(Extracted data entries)
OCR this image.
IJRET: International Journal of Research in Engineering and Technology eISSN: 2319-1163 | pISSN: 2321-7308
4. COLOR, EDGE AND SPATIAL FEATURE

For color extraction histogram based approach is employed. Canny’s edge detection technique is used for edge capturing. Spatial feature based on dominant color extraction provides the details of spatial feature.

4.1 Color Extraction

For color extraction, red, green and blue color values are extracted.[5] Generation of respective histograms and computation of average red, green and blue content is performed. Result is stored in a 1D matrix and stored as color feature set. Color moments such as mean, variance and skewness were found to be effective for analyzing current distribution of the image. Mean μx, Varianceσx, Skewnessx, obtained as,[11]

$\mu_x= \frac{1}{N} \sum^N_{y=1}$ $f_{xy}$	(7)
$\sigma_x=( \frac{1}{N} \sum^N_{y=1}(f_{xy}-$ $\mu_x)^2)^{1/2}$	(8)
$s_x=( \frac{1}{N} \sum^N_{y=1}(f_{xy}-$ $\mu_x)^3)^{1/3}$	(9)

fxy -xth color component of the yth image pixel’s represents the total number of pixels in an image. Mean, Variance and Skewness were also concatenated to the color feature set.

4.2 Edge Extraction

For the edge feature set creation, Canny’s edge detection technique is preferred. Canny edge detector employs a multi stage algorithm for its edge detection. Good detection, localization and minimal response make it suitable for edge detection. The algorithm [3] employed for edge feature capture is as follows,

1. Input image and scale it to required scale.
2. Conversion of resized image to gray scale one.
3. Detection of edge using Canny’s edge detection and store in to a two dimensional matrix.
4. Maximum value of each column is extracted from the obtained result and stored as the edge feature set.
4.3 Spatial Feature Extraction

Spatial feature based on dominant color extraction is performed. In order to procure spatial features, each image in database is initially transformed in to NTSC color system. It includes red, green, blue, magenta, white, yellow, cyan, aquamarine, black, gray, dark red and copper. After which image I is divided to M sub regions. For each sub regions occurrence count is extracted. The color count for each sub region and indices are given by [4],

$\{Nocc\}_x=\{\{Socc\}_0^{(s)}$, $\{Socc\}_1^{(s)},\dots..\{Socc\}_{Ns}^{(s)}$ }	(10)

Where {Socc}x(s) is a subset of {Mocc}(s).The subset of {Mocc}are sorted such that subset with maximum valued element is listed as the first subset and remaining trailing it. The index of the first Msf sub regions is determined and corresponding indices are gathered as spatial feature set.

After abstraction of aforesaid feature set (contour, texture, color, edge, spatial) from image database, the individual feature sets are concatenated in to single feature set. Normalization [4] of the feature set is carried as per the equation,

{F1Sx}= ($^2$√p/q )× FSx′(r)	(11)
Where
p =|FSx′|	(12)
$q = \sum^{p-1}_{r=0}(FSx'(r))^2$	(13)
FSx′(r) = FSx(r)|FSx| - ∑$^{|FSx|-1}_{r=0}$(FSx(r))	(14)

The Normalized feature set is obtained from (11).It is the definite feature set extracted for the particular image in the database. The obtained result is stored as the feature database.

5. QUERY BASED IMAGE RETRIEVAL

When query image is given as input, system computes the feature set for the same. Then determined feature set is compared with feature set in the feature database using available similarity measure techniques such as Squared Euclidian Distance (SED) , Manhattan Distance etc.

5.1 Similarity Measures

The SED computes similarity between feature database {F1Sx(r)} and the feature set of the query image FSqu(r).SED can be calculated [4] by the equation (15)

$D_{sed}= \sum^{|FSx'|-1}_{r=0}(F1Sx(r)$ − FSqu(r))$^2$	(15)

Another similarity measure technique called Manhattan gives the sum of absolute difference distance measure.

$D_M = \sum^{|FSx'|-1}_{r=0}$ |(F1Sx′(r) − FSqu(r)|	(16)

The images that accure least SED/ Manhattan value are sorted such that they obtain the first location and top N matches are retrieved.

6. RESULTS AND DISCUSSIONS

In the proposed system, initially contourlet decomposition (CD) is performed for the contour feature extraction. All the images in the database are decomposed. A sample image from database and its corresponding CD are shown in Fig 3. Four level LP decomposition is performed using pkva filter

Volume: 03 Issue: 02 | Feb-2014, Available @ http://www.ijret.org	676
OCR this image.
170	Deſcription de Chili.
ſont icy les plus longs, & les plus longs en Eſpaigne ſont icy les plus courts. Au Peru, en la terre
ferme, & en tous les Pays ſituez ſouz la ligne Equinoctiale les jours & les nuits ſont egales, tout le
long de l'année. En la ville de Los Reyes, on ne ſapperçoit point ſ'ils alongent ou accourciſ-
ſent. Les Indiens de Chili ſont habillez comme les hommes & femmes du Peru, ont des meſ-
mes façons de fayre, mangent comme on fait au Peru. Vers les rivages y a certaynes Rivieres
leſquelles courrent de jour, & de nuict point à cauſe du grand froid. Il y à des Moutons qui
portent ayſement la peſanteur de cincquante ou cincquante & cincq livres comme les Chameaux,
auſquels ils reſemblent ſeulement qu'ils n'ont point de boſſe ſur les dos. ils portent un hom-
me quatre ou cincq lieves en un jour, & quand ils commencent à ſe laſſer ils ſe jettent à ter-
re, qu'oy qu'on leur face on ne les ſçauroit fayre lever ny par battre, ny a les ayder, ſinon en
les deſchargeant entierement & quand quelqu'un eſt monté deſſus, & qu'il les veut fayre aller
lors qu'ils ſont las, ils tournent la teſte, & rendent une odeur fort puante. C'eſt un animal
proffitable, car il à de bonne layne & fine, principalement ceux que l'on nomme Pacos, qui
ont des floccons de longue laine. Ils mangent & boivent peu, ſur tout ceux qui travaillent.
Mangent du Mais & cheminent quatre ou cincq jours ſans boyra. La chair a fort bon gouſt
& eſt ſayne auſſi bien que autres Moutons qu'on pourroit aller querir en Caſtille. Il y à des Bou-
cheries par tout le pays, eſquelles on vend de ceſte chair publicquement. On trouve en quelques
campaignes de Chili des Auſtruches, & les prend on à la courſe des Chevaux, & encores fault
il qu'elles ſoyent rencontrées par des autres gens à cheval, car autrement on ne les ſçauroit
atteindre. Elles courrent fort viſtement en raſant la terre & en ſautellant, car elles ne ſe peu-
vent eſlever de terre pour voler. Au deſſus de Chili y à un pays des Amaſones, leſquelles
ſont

- Stated problem:
Transcribe every record above exactly as it appears.

- Result of the task:
OCR this image.
IJRET: International Journal of Research in Engineering and Technology eISSN: 2319-1163 | pISSN: 2321-7308
4. COLOR, EDGE AND SPATIAL FEATURE

For color extraction histogram based approach is employed. Canny’s edge detection technique is used for edge capturing. Spatial feature based on dominant color extraction provides the details of spatial feature.

4.1 Color Extraction

For color extraction, red, green and blue color values are extracted.[5] Generation of respective histograms and computation of average red, green and blue content is performed. Result is stored in a 1D matrix and stored as color feature set. Color moments such as mean, variance and skewness were found to be effective for analyzing current distribution of the image. Mean μx, Varianceσx, Skewnessx, obtained as,[11]

$\mu_x= \frac{1}{N} \sum^N_{y=1}$ $f_{xy}$	(7)
$\sigma_x=( \frac{1}{N} \sum^N_{y=1}(f_{xy}-$ $\mu_x)^2)^{1/2}$	(8)
$s_x=( \frac{1}{N} \sum^N_{y=1}(f_{xy}-$ $\mu_x)^3)^{1/3}$	(9)

fxy -xth color component of the yth image pixel’s represents the total number of pixels in an image. Mean, Variance and Skewness were also concatenated to the color feature set.

4.2 Edge Extraction

For the edge feature set creation, Canny’s edge detection technique is preferred. Canny edge detector employs a multi stage algorithm for its edge detection. Good detection, localization and minimal response make it suitable for edge detection. The algorithm [3] employed for edge feature capture is as follows,

1. Input image and scale it to required scale.
2. Conversion of resized image to gray scale one.
3. Detection of edge using Canny’s edge detection and store in to a two dimensional matrix.
4. Maximum value of each column is extracted from the obtained result and stored as the edge feature set.
4.3 Spatial Feature Extraction

Spatial feature based on dominant color extraction is performed. In order to procure spatial features, each image in database is initially transformed in to NTSC color system. It includes red, green, blue, magenta, white, yellow, cyan, aquamarine, black, gray, dark red and copper. After which image I is divided to M sub regions. For each sub regions occurrence count is extracted. The color count for each sub region and indices are given by [4],

$\{Nocc\}_x=\{\{Socc\}_0^{(s)}$, $\{Socc\}_1^{(s)},\dots..\{Socc\}_{Ns}^{(s)}$ }	(10)

Where {Socc}x(s) is a subset of {Mocc}(s).The subset of {Mocc}are sorted such that subset with maximum valued element is listed as the first subset and remaining trailing it. The index of the first Msf sub regions is determined and corresponding indices are gathered as spatial feature set.

After abstraction of aforesaid feature set (contour, texture, color, edge, spatial) from image database, the individual feature sets are concatenated in to single feature set. Normalization [4] of the feature set is carried as per the equation,

{F1Sx}= ($^2$√p/q )× FSx′(r)	(11)
Where
p =|FSx′|	(12)
$q = \sum^{p-1}_{r=0}(FSx'(r))^2$	(13)
FSx′(r) = FSx(r)|FSx| - ∑$^{|FSx|-1}_{r=0}$(FSx(r))	(14)

The Normalized feature set is obtained from (11).It is the definite feature set extracted for the particular image in the database. The obtained result is stored as the feature database.

5. QUERY BASED IMAGE RETRIEVAL

When query image is given as input, system computes the feature set for the same. Then determined feature set is compared with feature set in the feature database using available similarity measure techniques such as Squared Euclidian Distance (SED) , Manhattan Distance etc.

5.1 Similarity Measures

The SED computes similarity between feature database {F1Sx(r)} and the feature set of the query image FSqu(r).SED can be calculated [4] by the equation (15)

$D_{sed}= \sum^{|FSx'|-1}_{r=0}(F1Sx(r)$ − FSqu(r))$^2$	(15)

Another similarity measure technique called Manhattan gives the sum of absolute difference distance measure.

$D_M = \sum^{|FSx'|-1}_{r=0}$ |(F1Sx′(r) − FSqu(r)|	(16)

The images that accure least SED/ Manhattan value are sorted such that they obtain the first location and top N matches are retrieved.

6. RESULTS AND DISCUSSIONS

In the proposed system, initially contourlet decomposition (CD) is performed for the contour feature extraction. All the images in the database are decomposed. A sample image from database and its corresponding CD are shown in Fig 3. Four level LP decomposition is performed using pkva filter

Volume: 03 Issue: 02 | Feb-2014, Available @ http://www.ijret.org	676
OCR this image.
170	Deſcription de Chili.
ſont icy les plus longs, & les plus longs en Eſpaigne ſont icy les plus courts. Au Peru, en la terre
ferme, & en tous les Pays ſituez ſouz la ligne Equinoctiale les jours & les nuits ſont egales, tout le
long de l'année. En la ville de Los Reyes, on ne ſapperçoit point ſ'ils alongent ou accourciſ-
ſent. Les Indiens de Chili ſont habillez comme les hommes & femmes du Peru, ont des meſ-
mes façons de fayre, mangent comme on fait au Peru. Vers les rivages y a certaynes Rivieres
leſquelles courrent de jour, & de nuict point à cauſe du grand froid. Il y à des Moutons qui
portent ayſement la peſanteur de cincquante ou cincquante & cincq livres comme les Chameaux,
auſquels ils reſemblent ſeulement qu'ils n'ont point de boſſe ſur les dos. ils portent un hom-
me quatre ou cincq lieves en un jour, & quand ils commencent à ſe laſſer ils ſe jettent à ter-
re, qu'oy qu'on leur face on ne les ſçauroit fayre lever ny par battre, ny a les ayder, ſinon en
les deſchargeant entierement & quand quelqu'un eſt monté deſſus, & qu'il les veut fayre aller
lors qu'ils ſont las, ils tournent la teſte, & rendent une odeur fort puante. C'eſt un animal
proffitable, car il à de bonne layne & fine, principalement ceux que l'on nomme Pacos, qui
ont des floccons de longue laine. Ils mangent & boivent peu, ſur tout ceux qui travaillent.
Mangent du Mais & cheminent quatre ou cincq jours ſans boyra. La chair a fort bon gouſt
& eſt ſayne auſſi bien que autres Moutons qu'on pourroit aller querir en Caſtille. Il y à des Bou-
cheries par tout le pays, eſquelles on vend de ceſte chair publicquement. On trouve en quelques
campaignes de Chili des Auſtruches, & les prend on à la courſe des Chevaux, & encores fault
il qu'elles ſoyent rencontrées par des autres gens à cheval, car autrement on ne les ſçauroit
atteindre. Elles courrent fort viſtement en raſant la terre & en ſautellant, car elles ne ſe peu-
vent eſlever de terre pour voler. Au deſſus de Chili y à un pays des Amaſones, leſquelles
ſont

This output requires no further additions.